_Short exercise_
Rewrite the passage of the text on the amateurization of media that opens with the words containing "When everybody can" and closes with "a great discussion.)", replacing "journalist" with "reporter".

_Text to read_
- - -

Archive for the 'media' CategoryPage 2 of 2

The amateurization of media

First of all, I mean the word “amateur” in the post title in the purest sense: one who does an activity out of love for that activity. In that sense I am an amateur podcaster, since I do it out of love (so far); and I’m even an amateur magician and musician, even though I do both of those things for money rather often.

As consumers of mediated information (“mediated” being, of course, related to “media”), we have long been used to, and willing to, pay for media content, including the print media. Now, with the explosion of blogs and podcasts, absolutely everyone with a computer and decent internet hookup can and may publish.

Will there remain a place for “professional reporters” or “journalists” in the future? Even in this blogpost, I can link to a related article in the Washington Post and cause the Post to point back to my blog–thus undermining the privileged position of the “professional” journalists who are paid to write for that great newspaper. (See? I just forced the Post to link back to me by linking to a blog entry by Howard Kurtz, their media writer.)

When everybody can create content, will there remain a demand for “professional” content that people will be willing to pay for? Will there be a way to earn a living in the future as a journalist? (This question was posed by Annik Rubens to Steffen of the Süddeutsche Zeitung in edition #315 of Schlaflos in München. If you understand German, it’s a great discussion.)

- - -

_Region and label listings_
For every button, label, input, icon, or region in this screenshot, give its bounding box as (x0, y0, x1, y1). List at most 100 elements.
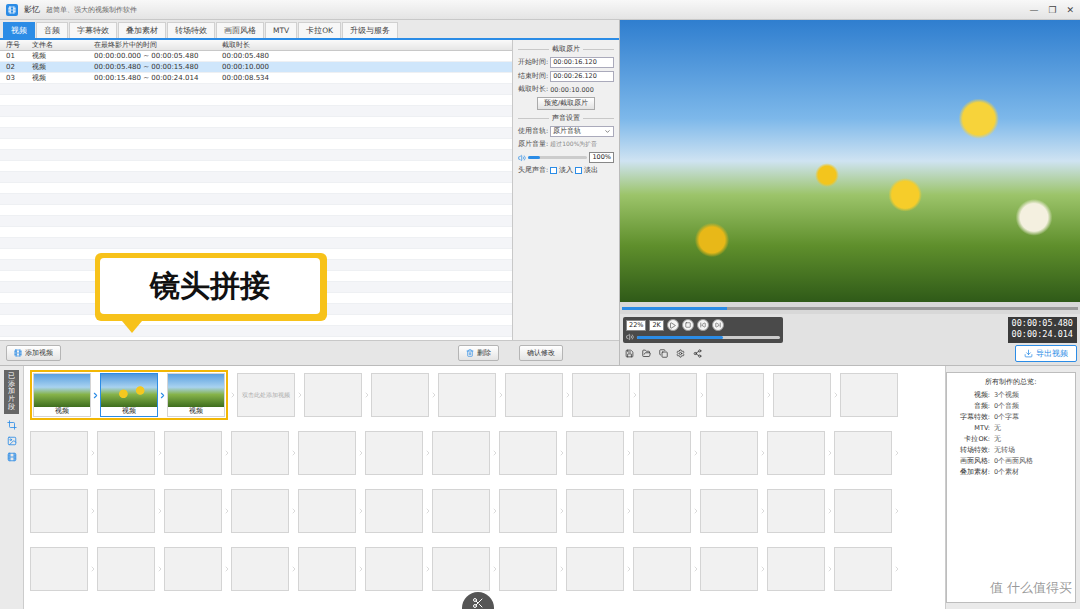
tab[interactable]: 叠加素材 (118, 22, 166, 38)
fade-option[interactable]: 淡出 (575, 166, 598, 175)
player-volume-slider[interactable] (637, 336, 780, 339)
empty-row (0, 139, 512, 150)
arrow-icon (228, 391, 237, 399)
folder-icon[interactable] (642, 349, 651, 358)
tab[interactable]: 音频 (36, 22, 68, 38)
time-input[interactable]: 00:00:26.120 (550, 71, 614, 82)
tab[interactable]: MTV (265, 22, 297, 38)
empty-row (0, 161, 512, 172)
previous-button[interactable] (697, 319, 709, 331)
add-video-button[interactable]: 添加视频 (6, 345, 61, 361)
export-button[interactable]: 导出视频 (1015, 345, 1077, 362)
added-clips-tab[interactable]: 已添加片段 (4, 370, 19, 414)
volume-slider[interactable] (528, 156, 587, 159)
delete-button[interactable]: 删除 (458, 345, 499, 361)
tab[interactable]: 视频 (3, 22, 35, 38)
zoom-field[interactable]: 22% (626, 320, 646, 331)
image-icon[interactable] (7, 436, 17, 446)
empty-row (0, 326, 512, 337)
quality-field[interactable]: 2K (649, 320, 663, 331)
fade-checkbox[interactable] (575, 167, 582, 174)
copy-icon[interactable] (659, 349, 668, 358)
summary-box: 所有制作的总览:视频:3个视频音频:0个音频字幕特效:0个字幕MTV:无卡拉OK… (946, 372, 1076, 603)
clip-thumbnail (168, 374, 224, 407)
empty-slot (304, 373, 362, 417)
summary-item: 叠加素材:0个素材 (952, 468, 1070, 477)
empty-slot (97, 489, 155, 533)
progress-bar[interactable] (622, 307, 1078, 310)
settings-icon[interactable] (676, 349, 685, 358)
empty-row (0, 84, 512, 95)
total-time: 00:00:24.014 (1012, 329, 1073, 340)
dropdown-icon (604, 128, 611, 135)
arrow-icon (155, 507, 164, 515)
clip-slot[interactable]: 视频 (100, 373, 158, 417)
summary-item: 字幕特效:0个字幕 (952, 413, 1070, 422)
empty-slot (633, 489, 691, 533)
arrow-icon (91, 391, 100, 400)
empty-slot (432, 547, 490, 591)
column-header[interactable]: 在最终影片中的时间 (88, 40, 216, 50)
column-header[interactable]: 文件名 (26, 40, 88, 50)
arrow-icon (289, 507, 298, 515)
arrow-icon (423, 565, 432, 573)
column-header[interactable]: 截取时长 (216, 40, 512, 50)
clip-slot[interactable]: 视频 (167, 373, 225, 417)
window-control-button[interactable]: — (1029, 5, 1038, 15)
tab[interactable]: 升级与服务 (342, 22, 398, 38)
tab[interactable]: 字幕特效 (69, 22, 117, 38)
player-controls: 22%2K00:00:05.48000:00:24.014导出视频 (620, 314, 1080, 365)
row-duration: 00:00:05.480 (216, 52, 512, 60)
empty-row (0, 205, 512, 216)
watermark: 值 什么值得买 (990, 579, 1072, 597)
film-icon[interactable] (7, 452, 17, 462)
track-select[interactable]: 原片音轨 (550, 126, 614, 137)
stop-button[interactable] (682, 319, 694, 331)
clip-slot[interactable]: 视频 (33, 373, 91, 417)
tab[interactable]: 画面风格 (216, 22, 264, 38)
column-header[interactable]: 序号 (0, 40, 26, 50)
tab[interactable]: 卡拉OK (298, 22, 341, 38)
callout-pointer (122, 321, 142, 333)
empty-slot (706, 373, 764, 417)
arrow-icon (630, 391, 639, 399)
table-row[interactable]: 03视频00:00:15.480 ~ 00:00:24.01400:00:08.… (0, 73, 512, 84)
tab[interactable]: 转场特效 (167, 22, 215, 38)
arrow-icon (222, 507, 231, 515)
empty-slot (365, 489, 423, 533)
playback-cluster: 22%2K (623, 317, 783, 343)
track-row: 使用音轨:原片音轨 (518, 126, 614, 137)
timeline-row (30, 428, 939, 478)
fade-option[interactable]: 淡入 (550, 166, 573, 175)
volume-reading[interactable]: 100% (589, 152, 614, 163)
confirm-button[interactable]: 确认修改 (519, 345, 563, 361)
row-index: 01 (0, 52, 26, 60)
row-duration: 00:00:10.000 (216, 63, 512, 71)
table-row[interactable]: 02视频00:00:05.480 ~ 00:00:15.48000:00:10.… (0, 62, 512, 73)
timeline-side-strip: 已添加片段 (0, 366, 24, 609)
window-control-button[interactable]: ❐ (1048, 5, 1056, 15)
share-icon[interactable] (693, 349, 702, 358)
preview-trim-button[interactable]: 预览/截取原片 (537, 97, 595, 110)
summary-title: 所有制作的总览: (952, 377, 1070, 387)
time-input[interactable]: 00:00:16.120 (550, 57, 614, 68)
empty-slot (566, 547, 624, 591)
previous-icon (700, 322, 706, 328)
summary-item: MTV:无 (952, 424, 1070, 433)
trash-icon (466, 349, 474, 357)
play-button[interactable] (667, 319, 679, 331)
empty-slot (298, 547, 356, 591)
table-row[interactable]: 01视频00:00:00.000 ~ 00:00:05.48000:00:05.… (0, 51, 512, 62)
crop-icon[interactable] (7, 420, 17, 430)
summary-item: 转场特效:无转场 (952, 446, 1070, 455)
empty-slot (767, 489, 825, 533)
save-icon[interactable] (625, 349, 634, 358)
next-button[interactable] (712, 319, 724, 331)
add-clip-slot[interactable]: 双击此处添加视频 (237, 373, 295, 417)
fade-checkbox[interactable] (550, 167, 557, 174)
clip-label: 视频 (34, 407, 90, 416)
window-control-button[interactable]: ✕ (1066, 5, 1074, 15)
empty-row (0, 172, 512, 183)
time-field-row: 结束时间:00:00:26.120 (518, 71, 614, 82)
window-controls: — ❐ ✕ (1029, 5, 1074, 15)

- - -

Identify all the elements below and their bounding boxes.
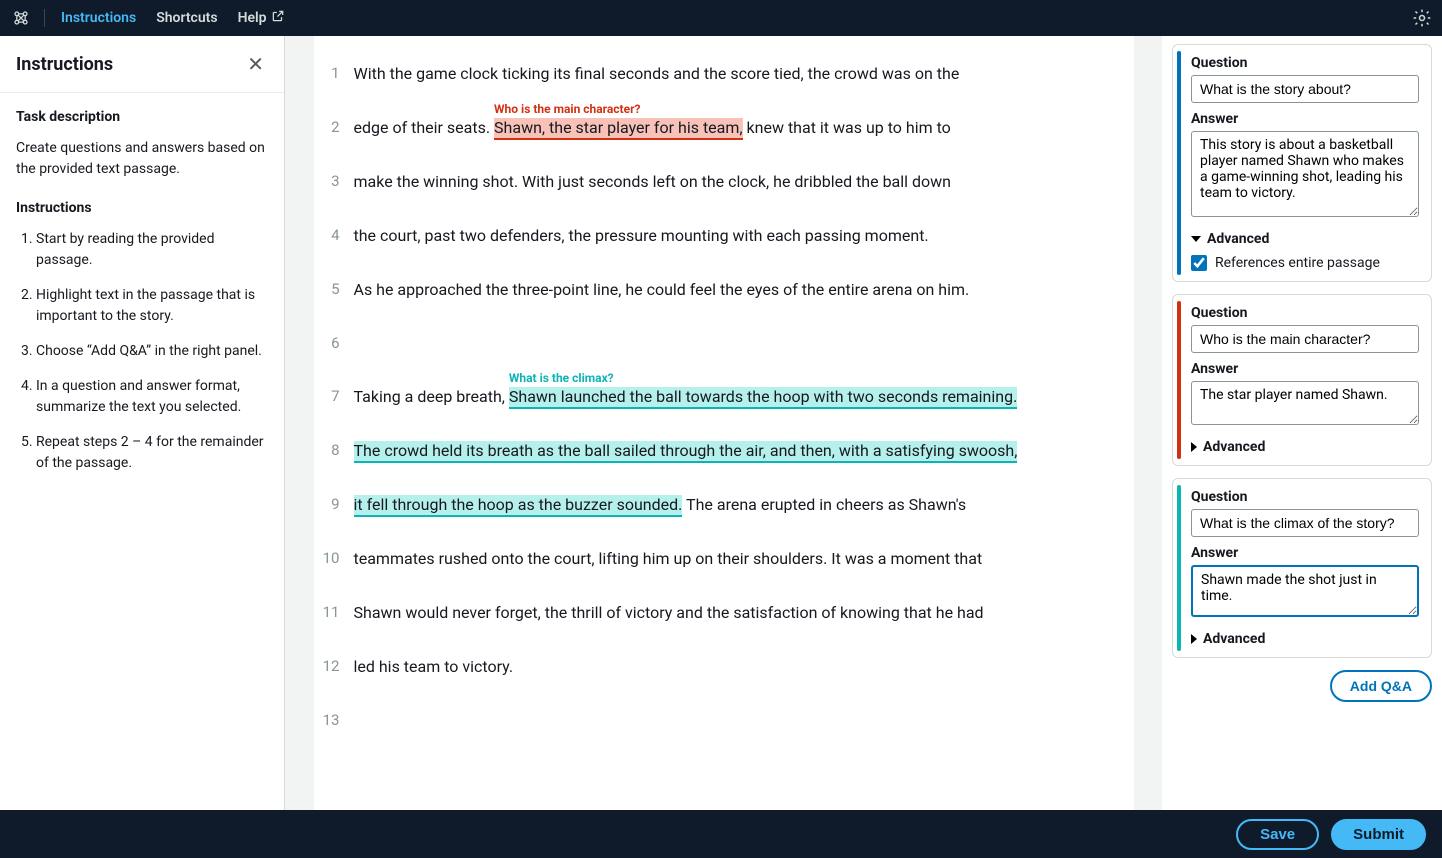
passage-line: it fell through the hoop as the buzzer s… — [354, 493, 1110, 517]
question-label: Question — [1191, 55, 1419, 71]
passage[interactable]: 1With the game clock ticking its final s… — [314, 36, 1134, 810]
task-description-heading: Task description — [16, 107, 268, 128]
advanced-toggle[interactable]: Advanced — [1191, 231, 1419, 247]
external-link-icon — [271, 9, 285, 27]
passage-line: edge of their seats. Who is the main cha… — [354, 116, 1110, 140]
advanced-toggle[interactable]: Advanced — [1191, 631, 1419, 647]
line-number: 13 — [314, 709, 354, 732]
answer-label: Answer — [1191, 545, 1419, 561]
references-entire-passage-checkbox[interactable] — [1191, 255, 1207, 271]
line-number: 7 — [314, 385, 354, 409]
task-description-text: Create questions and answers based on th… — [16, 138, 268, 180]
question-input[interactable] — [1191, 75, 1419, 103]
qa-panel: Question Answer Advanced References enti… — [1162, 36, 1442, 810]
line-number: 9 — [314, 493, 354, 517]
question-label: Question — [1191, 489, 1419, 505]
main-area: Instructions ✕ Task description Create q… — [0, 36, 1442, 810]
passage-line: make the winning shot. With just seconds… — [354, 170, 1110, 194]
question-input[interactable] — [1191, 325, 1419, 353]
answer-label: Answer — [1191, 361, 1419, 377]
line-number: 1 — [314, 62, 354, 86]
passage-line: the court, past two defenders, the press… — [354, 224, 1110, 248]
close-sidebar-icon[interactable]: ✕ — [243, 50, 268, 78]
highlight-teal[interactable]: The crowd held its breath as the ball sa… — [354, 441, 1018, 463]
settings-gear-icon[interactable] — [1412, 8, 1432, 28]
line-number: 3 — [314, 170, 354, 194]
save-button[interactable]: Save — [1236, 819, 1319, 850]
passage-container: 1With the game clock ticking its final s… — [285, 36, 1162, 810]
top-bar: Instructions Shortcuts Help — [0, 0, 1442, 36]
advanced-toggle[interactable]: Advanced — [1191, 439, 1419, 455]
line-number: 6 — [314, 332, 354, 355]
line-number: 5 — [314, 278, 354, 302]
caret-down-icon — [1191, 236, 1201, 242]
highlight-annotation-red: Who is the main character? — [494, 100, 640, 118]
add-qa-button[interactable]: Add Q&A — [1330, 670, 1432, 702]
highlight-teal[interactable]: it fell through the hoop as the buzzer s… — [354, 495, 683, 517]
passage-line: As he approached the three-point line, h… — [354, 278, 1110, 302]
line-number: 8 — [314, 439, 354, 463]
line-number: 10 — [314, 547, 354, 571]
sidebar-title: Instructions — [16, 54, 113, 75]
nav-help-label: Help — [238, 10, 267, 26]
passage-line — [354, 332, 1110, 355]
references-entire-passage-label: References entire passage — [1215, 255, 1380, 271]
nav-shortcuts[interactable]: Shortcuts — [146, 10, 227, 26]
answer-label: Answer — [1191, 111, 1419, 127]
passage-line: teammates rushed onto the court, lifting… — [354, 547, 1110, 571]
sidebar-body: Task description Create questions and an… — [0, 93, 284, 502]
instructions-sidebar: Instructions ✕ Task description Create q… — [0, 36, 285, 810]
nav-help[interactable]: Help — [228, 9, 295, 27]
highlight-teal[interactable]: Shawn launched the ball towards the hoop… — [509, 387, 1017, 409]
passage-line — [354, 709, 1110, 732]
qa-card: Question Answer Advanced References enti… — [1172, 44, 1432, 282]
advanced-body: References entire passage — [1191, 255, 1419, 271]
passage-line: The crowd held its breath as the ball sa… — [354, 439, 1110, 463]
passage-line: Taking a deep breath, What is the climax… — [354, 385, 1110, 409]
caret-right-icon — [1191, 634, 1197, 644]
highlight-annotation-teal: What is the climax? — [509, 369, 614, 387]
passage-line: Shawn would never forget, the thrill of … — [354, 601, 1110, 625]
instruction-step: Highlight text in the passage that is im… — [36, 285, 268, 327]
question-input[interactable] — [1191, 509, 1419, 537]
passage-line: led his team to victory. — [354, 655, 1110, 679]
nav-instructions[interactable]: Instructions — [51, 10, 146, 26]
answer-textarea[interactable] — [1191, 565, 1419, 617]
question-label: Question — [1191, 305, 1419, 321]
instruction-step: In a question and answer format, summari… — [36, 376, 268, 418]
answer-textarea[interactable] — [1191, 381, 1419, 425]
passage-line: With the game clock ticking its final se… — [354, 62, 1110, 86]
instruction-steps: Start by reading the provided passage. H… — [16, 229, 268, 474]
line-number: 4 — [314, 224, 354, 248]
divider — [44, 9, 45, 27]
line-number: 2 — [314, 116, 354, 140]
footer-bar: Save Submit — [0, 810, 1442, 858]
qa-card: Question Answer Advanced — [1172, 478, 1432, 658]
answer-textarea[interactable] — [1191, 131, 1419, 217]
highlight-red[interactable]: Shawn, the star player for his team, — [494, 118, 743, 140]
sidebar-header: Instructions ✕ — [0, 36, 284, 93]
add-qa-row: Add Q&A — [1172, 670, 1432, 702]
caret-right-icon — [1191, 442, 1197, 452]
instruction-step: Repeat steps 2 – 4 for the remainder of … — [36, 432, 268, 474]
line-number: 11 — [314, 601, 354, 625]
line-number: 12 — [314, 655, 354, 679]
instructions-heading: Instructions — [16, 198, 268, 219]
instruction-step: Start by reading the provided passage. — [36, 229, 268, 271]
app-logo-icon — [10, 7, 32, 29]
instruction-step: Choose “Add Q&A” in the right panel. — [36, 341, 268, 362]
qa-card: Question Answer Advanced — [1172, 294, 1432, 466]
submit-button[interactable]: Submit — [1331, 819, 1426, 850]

- - -

_Task solution_
When everybody can create content, will there remain a demand for “professional” content that people will be willing to pay for? Will there be a way to earn a living in the future as a reporter? (This question was posed by Annik Rubens to Steffen of the Süddeutsche Zeitung in edition #315 of Schlaflos in München. If you understand German, it’s a great discussion.)